■ Exercise aim ■
Output the data below in full, character for character.

■ Task data ■
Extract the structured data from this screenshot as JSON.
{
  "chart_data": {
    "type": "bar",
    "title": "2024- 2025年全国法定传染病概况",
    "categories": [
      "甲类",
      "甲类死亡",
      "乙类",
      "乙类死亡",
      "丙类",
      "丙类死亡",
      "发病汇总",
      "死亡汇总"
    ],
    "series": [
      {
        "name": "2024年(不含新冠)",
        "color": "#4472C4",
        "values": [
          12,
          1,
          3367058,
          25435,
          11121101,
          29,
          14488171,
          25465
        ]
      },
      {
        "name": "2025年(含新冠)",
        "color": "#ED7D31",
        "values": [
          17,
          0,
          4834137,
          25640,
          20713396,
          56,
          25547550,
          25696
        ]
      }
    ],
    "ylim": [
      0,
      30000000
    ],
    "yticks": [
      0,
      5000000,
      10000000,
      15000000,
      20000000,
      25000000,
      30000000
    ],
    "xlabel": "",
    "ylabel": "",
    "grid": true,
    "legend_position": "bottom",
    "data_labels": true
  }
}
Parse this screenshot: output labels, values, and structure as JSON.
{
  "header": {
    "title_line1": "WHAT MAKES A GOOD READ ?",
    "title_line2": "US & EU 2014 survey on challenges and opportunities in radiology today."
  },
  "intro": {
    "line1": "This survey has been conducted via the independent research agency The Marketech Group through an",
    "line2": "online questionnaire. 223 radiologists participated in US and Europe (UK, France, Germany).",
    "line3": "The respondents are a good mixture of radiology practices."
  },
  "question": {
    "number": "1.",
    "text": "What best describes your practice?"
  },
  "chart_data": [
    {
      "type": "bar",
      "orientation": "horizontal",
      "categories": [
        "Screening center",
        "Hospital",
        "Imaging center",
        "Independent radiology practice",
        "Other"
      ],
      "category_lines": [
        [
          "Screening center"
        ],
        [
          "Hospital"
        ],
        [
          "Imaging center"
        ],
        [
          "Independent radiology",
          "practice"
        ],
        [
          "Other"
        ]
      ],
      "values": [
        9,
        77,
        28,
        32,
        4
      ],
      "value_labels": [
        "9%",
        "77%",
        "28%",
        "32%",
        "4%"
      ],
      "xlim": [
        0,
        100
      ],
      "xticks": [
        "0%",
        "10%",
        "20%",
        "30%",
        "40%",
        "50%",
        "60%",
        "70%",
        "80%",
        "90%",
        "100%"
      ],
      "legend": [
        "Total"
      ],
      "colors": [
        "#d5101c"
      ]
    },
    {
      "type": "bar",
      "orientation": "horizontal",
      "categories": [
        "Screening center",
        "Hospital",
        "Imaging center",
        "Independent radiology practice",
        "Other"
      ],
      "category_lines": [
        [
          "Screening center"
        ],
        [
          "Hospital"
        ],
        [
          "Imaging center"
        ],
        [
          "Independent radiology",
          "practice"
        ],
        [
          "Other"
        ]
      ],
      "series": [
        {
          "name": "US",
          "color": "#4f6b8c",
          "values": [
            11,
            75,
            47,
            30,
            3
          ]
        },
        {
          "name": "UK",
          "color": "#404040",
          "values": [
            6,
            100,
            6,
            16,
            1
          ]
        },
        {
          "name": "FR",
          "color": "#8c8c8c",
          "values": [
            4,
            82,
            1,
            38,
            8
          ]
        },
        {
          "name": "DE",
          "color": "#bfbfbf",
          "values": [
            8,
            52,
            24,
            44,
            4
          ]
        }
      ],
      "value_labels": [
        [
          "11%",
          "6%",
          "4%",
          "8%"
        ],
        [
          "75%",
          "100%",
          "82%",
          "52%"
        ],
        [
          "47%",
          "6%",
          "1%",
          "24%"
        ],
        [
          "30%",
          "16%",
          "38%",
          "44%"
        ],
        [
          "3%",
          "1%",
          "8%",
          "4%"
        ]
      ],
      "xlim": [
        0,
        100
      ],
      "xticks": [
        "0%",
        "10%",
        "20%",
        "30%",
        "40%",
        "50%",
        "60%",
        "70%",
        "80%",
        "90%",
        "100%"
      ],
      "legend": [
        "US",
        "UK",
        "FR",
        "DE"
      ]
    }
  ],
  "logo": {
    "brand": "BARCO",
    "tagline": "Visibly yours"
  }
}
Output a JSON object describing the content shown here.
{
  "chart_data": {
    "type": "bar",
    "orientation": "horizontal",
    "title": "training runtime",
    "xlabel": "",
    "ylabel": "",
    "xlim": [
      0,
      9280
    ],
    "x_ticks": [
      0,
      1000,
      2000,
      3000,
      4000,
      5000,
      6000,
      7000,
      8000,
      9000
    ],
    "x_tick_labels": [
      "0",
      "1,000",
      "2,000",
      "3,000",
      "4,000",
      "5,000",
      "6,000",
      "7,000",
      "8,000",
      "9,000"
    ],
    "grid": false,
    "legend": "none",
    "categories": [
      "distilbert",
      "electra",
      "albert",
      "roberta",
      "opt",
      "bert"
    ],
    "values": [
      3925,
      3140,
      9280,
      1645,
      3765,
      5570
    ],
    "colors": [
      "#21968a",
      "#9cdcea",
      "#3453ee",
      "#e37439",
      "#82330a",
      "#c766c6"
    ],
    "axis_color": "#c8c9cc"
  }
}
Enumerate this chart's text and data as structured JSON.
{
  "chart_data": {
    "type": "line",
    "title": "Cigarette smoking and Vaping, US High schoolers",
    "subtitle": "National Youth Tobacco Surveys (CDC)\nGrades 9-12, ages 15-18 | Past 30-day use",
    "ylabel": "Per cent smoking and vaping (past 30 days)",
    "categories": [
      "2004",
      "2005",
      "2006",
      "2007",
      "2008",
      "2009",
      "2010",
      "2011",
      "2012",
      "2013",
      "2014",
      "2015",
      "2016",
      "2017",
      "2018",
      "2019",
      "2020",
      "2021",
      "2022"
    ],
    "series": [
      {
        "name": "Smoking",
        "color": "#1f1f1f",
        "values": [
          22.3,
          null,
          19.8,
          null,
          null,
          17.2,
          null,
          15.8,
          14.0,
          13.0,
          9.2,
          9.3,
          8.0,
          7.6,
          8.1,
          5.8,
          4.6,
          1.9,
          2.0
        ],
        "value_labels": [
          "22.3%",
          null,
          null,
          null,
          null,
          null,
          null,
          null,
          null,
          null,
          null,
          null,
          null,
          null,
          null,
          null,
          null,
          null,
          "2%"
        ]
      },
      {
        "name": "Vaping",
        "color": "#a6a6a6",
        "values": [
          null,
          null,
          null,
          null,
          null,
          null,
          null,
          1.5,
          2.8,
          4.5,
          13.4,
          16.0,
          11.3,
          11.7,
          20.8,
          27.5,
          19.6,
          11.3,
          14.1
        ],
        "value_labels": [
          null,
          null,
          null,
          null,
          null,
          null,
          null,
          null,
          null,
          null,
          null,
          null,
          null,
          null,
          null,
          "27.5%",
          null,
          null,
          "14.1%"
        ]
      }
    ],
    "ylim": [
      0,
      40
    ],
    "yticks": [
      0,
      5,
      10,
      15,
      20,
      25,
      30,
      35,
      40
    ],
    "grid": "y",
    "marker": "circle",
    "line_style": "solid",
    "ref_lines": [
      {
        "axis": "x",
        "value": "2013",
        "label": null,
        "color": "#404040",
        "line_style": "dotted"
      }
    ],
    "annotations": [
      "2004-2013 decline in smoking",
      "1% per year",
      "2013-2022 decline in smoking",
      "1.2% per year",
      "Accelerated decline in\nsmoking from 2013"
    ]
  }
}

■ Output ■
Extract the structured data from this screenshot as JSON.
{
  "chart_data": {
    "type": "bar",
    "title": "2024- 2025年全国法定传染病概况",
    "categories": [
      "甲类",
      "甲类死亡",
      "乙类",
      "乙类死亡",
      "丙类",
      "丙类死亡",
      "发病汇总",
      "死亡汇总"
    ],
    "series": [
      {
        "name": "2024年(不含新冠)",
        "color": "#4472C4",
        "values": [
          12,
          1,
          3367058,
          25435,
          11121101,
          29,
          14488171,
          25465
        ]
      },
      {
        "name": "2025年(含新冠)",
        "color": "#ED7D31",
        "values": [
          17,
          0,
          4834137,
          25640,
          20713396,
          56,
          25547550,
          25696
        ]
      }
    ],
    "ylim": [
      0,
      30000000
    ],
    "yticks": [
      0,
      5000000,
      10000000,
      15000000,
      20000000,
      25000000,
      30000000
    ],
    "xlabel": "",
    "ylabel": "",
    "grid": true,
    "legend_position": "bottom",
    "data_labels": true
  }
}
Parse this screenshot: output labels, values, and structure as JSON.
{
  "header": {
    "title_line1": "WHAT MAKES A GOOD READ ?",
    "title_line2": "US & EU 2014 survey on challenges and opportunities in radiology today."
  },
  "intro": {
    "line1": "This survey has been conducted via the independent research agency The Marketech Group through an",
    "line2": "online questionnaire. 223 radiologists participated in US and Europe (UK, France, Germany).",
    "line3": "The respondents are a good mixture of radiology practices."
  },
  "question": {
    "number": "1.",
    "text": "What best describes your practice?"
  },
  "chart_data": [
    {
      "type": "bar",
      "orientation": "horizontal",
      "categories": [
        "Screening center",
        "Hospital",
        "Imaging center",
        "Independent radiology practice",
        "Other"
      ],
      "category_lines": [
        [
          "Screening center"
        ],
        [
          "Hospital"
        ],
        [
          "Imaging center"
        ],
        [
          "Independent radiology",
          "practice"
        ],
        [
          "Other"
        ]
      ],
      "values": [
        9,
        77,
        28,
        32,
        4
      ],
      "value_labels": [
        "9%",
        "77%",
        "28%",
        "32%",
        "4%"
      ],
      "xlim": [
        0,
        100
      ],
      "xticks": [
        "0%",
        "10%",
        "20%",
        "30%",
        "40%",
        "50%",
        "60%",
        "70%",
        "80%",
        "90%",
        "100%"
      ],
      "legend": [
        "Total"
      ],
      "colors": [
        "#d5101c"
      ]
    },
    {
      "type": "bar",
      "orientation": "horizontal",
      "categories": [
        "Screening center",
        "Hospital",
        "Imaging center",
        "Independent radiology practice",
        "Other"
      ],
      "category_lines": [
        [
          "Screening center"
        ],
        [
          "Hospital"
        ],
        [
          "Imaging center"
        ],
        [
          "Independent radiology",
          "practice"
        ],
        [
          "Other"
        ]
      ],
      "series": [
        {
          "name": "US",
          "color": "#4f6b8c",
          "values": [
            11,
            75,
            47,
            30,
            3
          ]
        },
        {
          "name": "UK",
          "color": "#404040",
          "values": [
            6,
            100,
            6,
            16,
            1
          ]
        },
        {
          "name": "FR",
          "color": "#8c8c8c",
          "values": [
            4,
            82,
            1,
            38,
            8
          ]
        },
        {
          "name": "DE",
          "color": "#bfbfbf",
          "values": [
            8,
            52,
            24,
            44,
            4
          ]
        }
      ],
      "value_labels": [
        [
          "11%",
          "6%",
          "4%",
          "8%"
        ],
        [
          "75%",
          "100%",
          "82%",
          "52%"
        ],
        [
          "47%",
          "6%",
          "1%",
          "24%"
        ],
        [
          "30%",
          "16%",
          "38%",
          "44%"
        ],
        [
          "3%",
          "1%",
          "8%",
          "4%"
        ]
      ],
      "xlim": [
        0,
        100
      ],
      "xticks": [
        "0%",
        "10%",
        "20%",
        "30%",
        "40%",
        "50%",
        "60%",
        "70%",
        "80%",
        "90%",
        "100%"
      ],
      "legend": [
        "US",
        "UK",
        "FR",
        "DE"
      ]
    }
  ],
  "logo": {
    "brand": "BARCO",
    "tagline": "Visibly yours"
  }
}
Output a JSON object describing the content shown here.
{
  "chart_data": {
    "type": "bar",
    "orientation": "horizontal",
    "title": "training runtime",
    "xlabel": "",
    "ylabel": "",
    "xlim": [
      0,
      9280
    ],
    "x_ticks": [
      0,
      1000,
      2000,
      3000,
      4000,
      5000,
      6000,
      7000,
      8000,
      9000
    ],
    "x_tick_labels": [
      "0",
      "1,000",
      "2,000",
      "3,000",
      "4,000",
      "5,000",
      "6,000",
      "7,000",
      "8,000",
      "9,000"
    ],
    "grid": false,
    "legend": "none",
    "categories": [
      "distilbert",
      "electra",
      "albert",
      "roberta",
      "opt",
      "bert"
    ],
    "values": [
      3925,
      3140,
      9280,
      1645,
      3765,
      5570
    ],
    "colors": [
      "#21968a",
      "#9cdcea",
      "#3453ee",
      "#e37439",
      "#82330a",
      "#c766c6"
    ],
    "axis_color": "#c8c9cc"
  }
}
Enumerate this chart's text and data as structured JSON.
{
  "chart_data": {
    "type": "line",
    "title": "Cigarette smoking and Vaping, US High schoolers",
    "subtitle": "National Youth Tobacco Surveys (CDC)\nGrades 9-12, ages 15-18 | Past 30-day use",
    "ylabel": "Per cent smoking and vaping (past 30 days)",
    "categories": [
      "2004",
      "2005",
      "2006",
      "2007",
      "2008",
      "2009",
      "2010",
      "2011",
      "2012",
      "2013",
      "2014",
      "2015",
      "2016",
      "2017",
      "2018",
      "2019",
      "2020",
      "2021",
      "2022"
    ],
    "series": [
      {
        "name": "Smoking",
        "color": "#1f1f1f",
        "values": [
          22.3,
          null,
          19.8,
          null,
          null,
          17.2,
          null,
          15.8,
          14.0,
          13.0,
          9.2,
          9.3,
          8.0,
          7.6,
          8.1,
          5.8,
          4.6,
          1.9,
          2.0
        ],
        "value_labels": [
          "22.3%",
          null,
          null,
          null,
          null,
          null,
          null,
          null,
          null,
          null,
          null,
          null,
          null,
          null,
          null,
          null,
          null,
          null,
          "2%"
        ]
      },
      {
        "name": "Vaping",
        "color": "#a6a6a6",
        "values": [
          null,
          null,
          null,
          null,
          null,
          null,
          null,
          1.5,
          2.8,
          4.5,
          13.4,
          16.0,
          11.3,
          11.7,
          20.8,
          27.5,
          19.6,
          11.3,
          14.1
        ],
        "value_labels": [
          null,
          null,
          null,
          null,
          null,
          null,
          null,
          null,
          null,
          null,
          null,
          null,
          null,
          null,
          null,
          "27.5%",
          null,
          null,
          "14.1%"
        ]
      }
    ],
    "ylim": [
      0,
      40
    ],
    "yticks": [
      0,
      5,
      10,
      15,
      20,
      25,
      30,
      35,
      40
    ],
    "grid": "y",
    "marker": "circle",
    "line_style": "solid",
    "ref_lines": [
      {
        "axis": "x",
        "value": "2013",
        "label": null,
        "color": "#404040",
        "line_style": "dotted"
      }
    ],
    "annotations": [
      "2004-2013 decline in smoking",
      "1% per year",
      "2013-2022 decline in smoking",
      "1.2% per year",
      "Accelerated decline in\nsmoking from 2013"
    ]
  }
}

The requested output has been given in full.